[EXERCISE DETAILS]:
Repeat every line exactly, keeping the pictures out of the copy.

[Dataset records]
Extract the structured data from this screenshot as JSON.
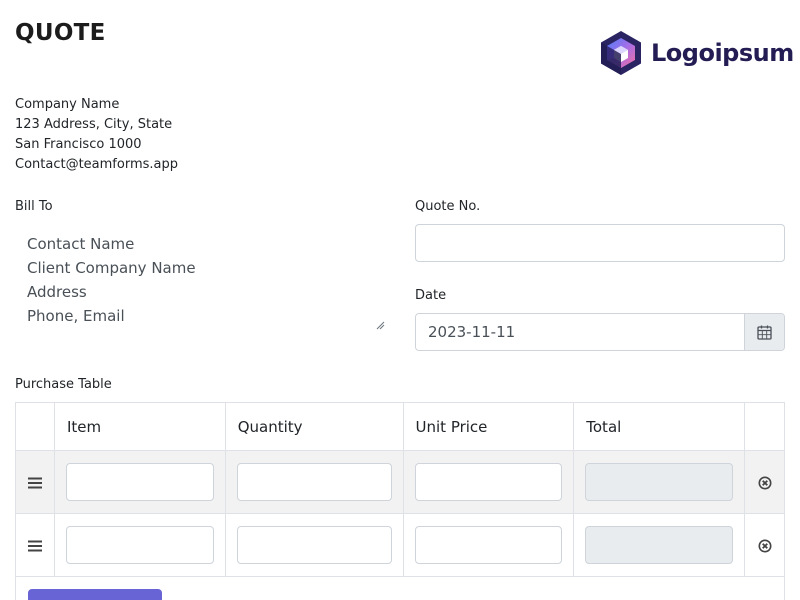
{
  "header": {
    "title": "QUOTE",
    "logo_text": "Logoipsum"
  },
  "company": {
    "name": "Company Name",
    "address": "123 Address, City, State",
    "city": "San Francisco 1000",
    "email": "Contact@teamforms.app"
  },
  "bill_to": {
    "label": "Bill To",
    "placeholder": "Contact Name\nClient Company Name\nAddress\nPhone, Email"
  },
  "quote_no": {
    "label": "Quote No.",
    "value": ""
  },
  "date": {
    "label": "Date",
    "value": "2023-11-11"
  },
  "purchase_table": {
    "label": "Purchase Table",
    "columns": [
      "Item",
      "Quantity",
      "Unit Price",
      "Total"
    ],
    "rows": [
      {
        "item": "",
        "quantity": "",
        "unit_price": "",
        "total": ""
      },
      {
        "item": "",
        "quantity": "",
        "unit_price": "",
        "total": ""
      }
    ]
  },
  "colors": {
    "accent": "#6864d6",
    "logo_text": "#231d53"
  },
  "icons": [
    "drag-handle-icon",
    "remove-row-icon",
    "calendar-icon",
    "textarea-resize-icon",
    "logo-hexagon-icon"
  ]
}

[COMPLETED EXERCISE]:
Extract the structured data from this screenshot as JSON.
{
  "header": {
    "title": "QUOTE",
    "logo_text": "Logoipsum"
  },
  "company": {
    "name": "Company Name",
    "address": "123 Address, City, State",
    "city": "San Francisco 1000",
    "email": "Contact@teamforms.app"
  },
  "bill_to": {
    "label": "Bill To",
    "placeholder": "Contact Name\nClient Company Name\nAddress\nPhone, Email"
  },
  "quote_no": {
    "label": "Quote No.",
    "value": ""
  },
  "date": {
    "label": "Date",
    "value": "2023-11-11"
  },
  "purchase_table": {
    "label": "Purchase Table",
    "columns": [
      "Item",
      "Quantity",
      "Unit Price",
      "Total"
    ],
    "rows": [
      {
        "item": "",
        "quantity": "",
        "unit_price": "",
        "total": ""
      },
      {
        "item": "",
        "quantity": "",
        "unit_price": "",
        "total": ""
      }
    ]
  },
  "colors": {
    "accent": "#6864d6",
    "logo_text": "#231d53"
  },
  "icons": [
    "drag-handle-icon",
    "remove-row-icon",
    "calendar-icon",
    "textarea-resize-icon",
    "logo-hexagon-icon"
  ]
}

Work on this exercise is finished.